Dataset records on visual material
○ ○ ○ ○ ○

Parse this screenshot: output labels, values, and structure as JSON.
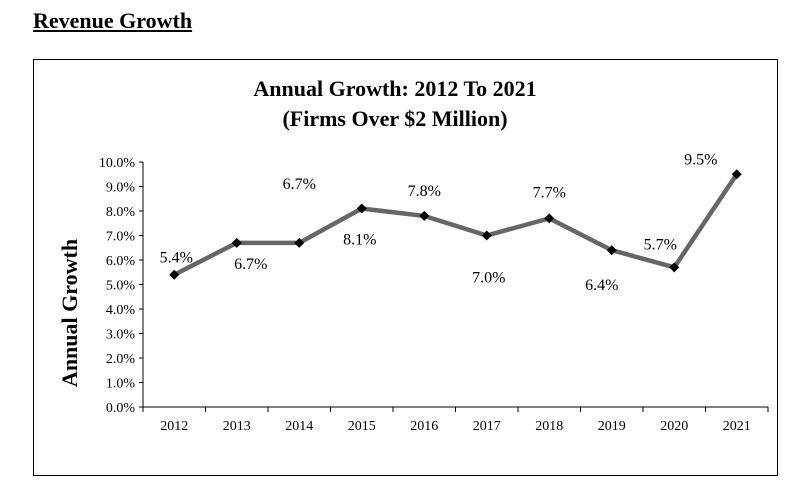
{
  "heading": "Revenue Growth",
  "chart_data": {
    "type": "line",
    "title": "Annual Growth: 2012 To 2021",
    "subtitle": "(Firms Over $2 Million)",
    "xlabel": "",
    "ylabel": "Annual Growth",
    "categories": [
      "2012",
      "2013",
      "2014",
      "2015",
      "2016",
      "2017",
      "2018",
      "2019",
      "2020",
      "2021"
    ],
    "values": [
      5.4,
      6.7,
      6.7,
      8.1,
      7.8,
      7.0,
      7.7,
      6.4,
      5.7,
      9.5
    ],
    "data_labels": [
      "5.4%",
      "6.7%",
      "6.7%",
      "8.1%",
      "7.8%",
      "7.0%",
      "7.7%",
      "6.4%",
      "5.7%",
      "9.5%"
    ],
    "ylim": [
      0,
      10
    ],
    "yticks": [
      "0.0%",
      "1.0%",
      "2.0%",
      "3.0%",
      "4.0%",
      "5.0%",
      "6.0%",
      "7.0%",
      "8.0%",
      "9.0%",
      "10.0%"
    ],
    "grid": false,
    "legend": "none",
    "line_color": "#666666",
    "marker_color": "#000000"
  }
}
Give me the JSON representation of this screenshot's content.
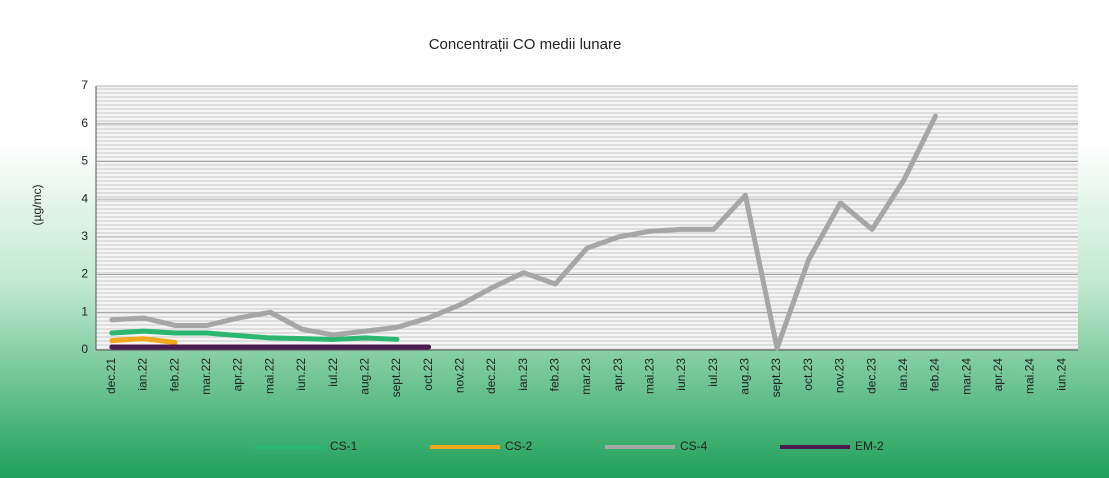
{
  "chart_data": {
    "type": "line",
    "title": "Concentrații CO medii lunare",
    "y_label": "(µg/mc)",
    "categories": [
      "dec.21",
      "ian.22",
      "feb.22",
      "mar.22",
      "apr.22",
      "mai.22",
      "iun.22",
      "iul.22",
      "aug.22",
      "sept.22",
      "oct.22",
      "nov.22",
      "dec.22",
      "ian.23",
      "feb.23",
      "mar.23",
      "apr.23",
      "mai.23",
      "iun.23",
      "iul.23",
      "aug.23",
      "sept.23",
      "oct.23",
      "nov.23",
      "dec.23",
      "ian.24",
      "feb.24",
      "mar.24",
      "apr.24",
      "mai.24",
      "iun.24"
    ],
    "series": [
      {
        "name": "CS-1",
        "color": "#2bb673",
        "values": [
          0.45,
          0.5,
          0.45,
          0.45,
          0.38,
          0.32,
          0.3,
          0.28,
          0.32,
          0.28,
          null,
          null,
          null,
          null,
          null,
          null,
          null,
          null,
          null,
          null,
          null,
          null,
          null,
          null,
          null,
          null,
          null,
          null,
          null,
          null,
          null
        ]
      },
      {
        "name": "CS-2",
        "color": "#f2a81d",
        "values": [
          0.25,
          0.3,
          0.2,
          null,
          null,
          null,
          null,
          null,
          null,
          null,
          null,
          null,
          null,
          null,
          null,
          null,
          null,
          null,
          null,
          null,
          null,
          null,
          null,
          null,
          null,
          null,
          null,
          null,
          null,
          null,
          null
        ]
      },
      {
        "name": "CS-4",
        "color": "#a6a6a6",
        "values": [
          0.8,
          0.85,
          0.65,
          0.65,
          0.85,
          1.0,
          0.55,
          0.4,
          0.5,
          0.6,
          0.85,
          1.2,
          1.65,
          2.05,
          1.75,
          2.7,
          3.0,
          3.15,
          3.2,
          3.2,
          4.1,
          0.05,
          2.4,
          3.9,
          3.2,
          4.5,
          6.2,
          null,
          null,
          null,
          null
        ]
      },
      {
        "name": "EM-2",
        "color": "#4b1a4f",
        "values": [
          0.08,
          0.08,
          0.08,
          0.08,
          0.08,
          0.08,
          0.08,
          0.08,
          0.08,
          0.08,
          0.08,
          null,
          null,
          null,
          null,
          null,
          null,
          null,
          null,
          null,
          null,
          null,
          null,
          null,
          null,
          null,
          null,
          null,
          null,
          null,
          null
        ]
      }
    ],
    "ylim": [
      0,
      7
    ],
    "yticks": [
      0,
      1,
      2,
      3,
      4,
      5,
      6,
      7
    ],
    "grid": true
  }
}
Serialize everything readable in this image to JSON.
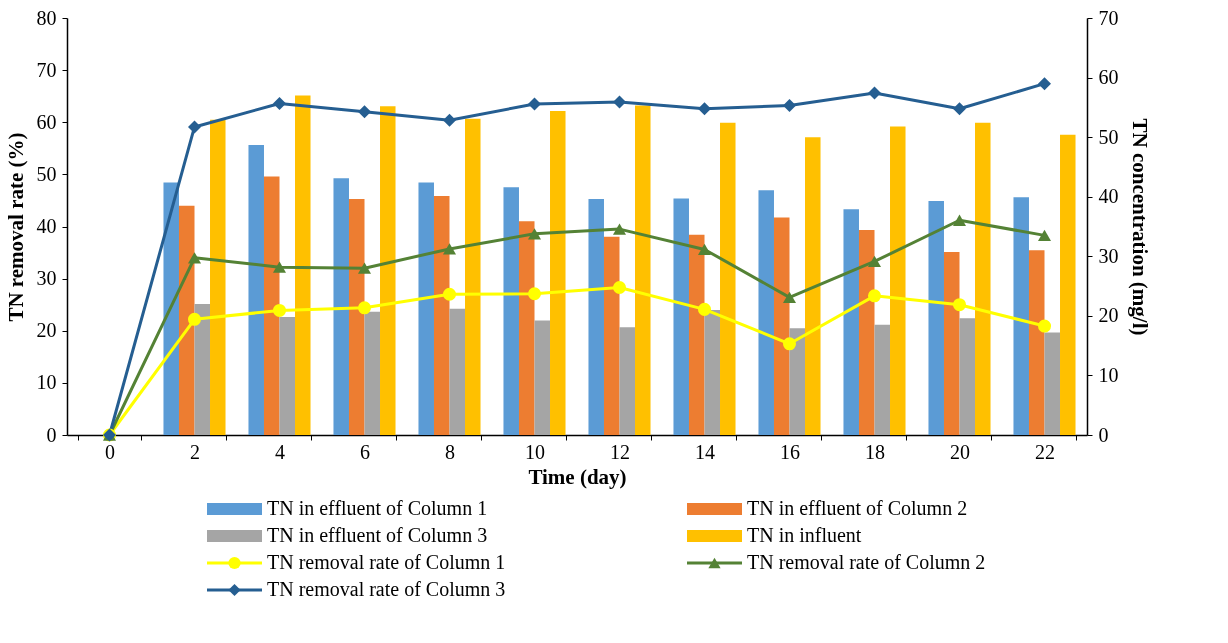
{
  "chart_data": {
    "type": "bar",
    "xlabel": "Time (day)",
    "ylabel": "TN removal rate (%)",
    "y2label": "TN concentration (mg/l)",
    "categories": [
      "0",
      "2",
      "4",
      "6",
      "8",
      "10",
      "12",
      "14",
      "16",
      "18",
      "20",
      "22"
    ],
    "ylim": [
      0,
      80
    ],
    "yticks": [
      0,
      10,
      20,
      30,
      40,
      50,
      60,
      70,
      80
    ],
    "y2lim": [
      0,
      70
    ],
    "y2ticks": [
      0,
      10,
      20,
      30,
      40,
      50,
      60,
      70
    ],
    "grid": false,
    "legend": "bottom",
    "series": [
      {
        "name": "TN in effluent of Column 1",
        "axis": "y2",
        "color": "#5b9bd5",
        "values": [
          null,
          42.4,
          48.7,
          43.1,
          42.4,
          41.6,
          39.6,
          39.7,
          41.1,
          37.9,
          39.3,
          39.9
        ]
      },
      {
        "name": "TN in effluent of Column 2",
        "axis": "y2",
        "color": "#ed7d31",
        "values": [
          null,
          38.5,
          43.4,
          39.6,
          40.1,
          35.9,
          33.3,
          33.6,
          36.5,
          34.4,
          30.7,
          31.0
        ]
      },
      {
        "name": "TN in effluent of Column 3",
        "axis": "y2",
        "color": "#a5a5a5",
        "values": [
          null,
          22.0,
          19.8,
          20.7,
          21.2,
          19.2,
          18.1,
          21.0,
          17.9,
          18.5,
          19.6,
          17.2
        ]
      },
      {
        "name": "TN in influent",
        "axis": "y2",
        "color": "#ffc000",
        "values": [
          null,
          52.9,
          57.0,
          55.2,
          53.1,
          54.4,
          55.3,
          52.4,
          50.0,
          51.8,
          52.4,
          50.4
        ]
      },
      {
        "name": "TN removal rate of Column 1",
        "type": "line",
        "marker": "circle",
        "color": "#ffff00",
        "values": [
          0,
          22.2,
          23.9,
          24.4,
          27.0,
          27.1,
          28.3,
          24.1,
          17.5,
          26.7,
          25.0,
          20.9
        ]
      },
      {
        "name": "TN removal rate of Column 2",
        "type": "line",
        "marker": "triangle",
        "color": "#548235",
        "values": [
          0,
          34.0,
          32.2,
          32.0,
          35.7,
          38.6,
          39.5,
          35.6,
          26.4,
          33.3,
          41.2,
          38.3
        ]
      },
      {
        "name": "TN removal rate of Column 3",
        "type": "line",
        "marker": "diamond",
        "color": "#255e91",
        "values": [
          0,
          59.1,
          63.6,
          62.0,
          60.4,
          63.5,
          63.9,
          62.6,
          63.2,
          65.6,
          62.6,
          67.4
        ]
      }
    ]
  }
}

○ ○ ○ ○ ○

What is expected: Copy out the lines that hold "JSON".

Correct result:
Parse this screenshot: output labels, values, and structure as JSON.
Give me the JSON representation of this screenshot's content.
Serialize everything readable in this image to JSON.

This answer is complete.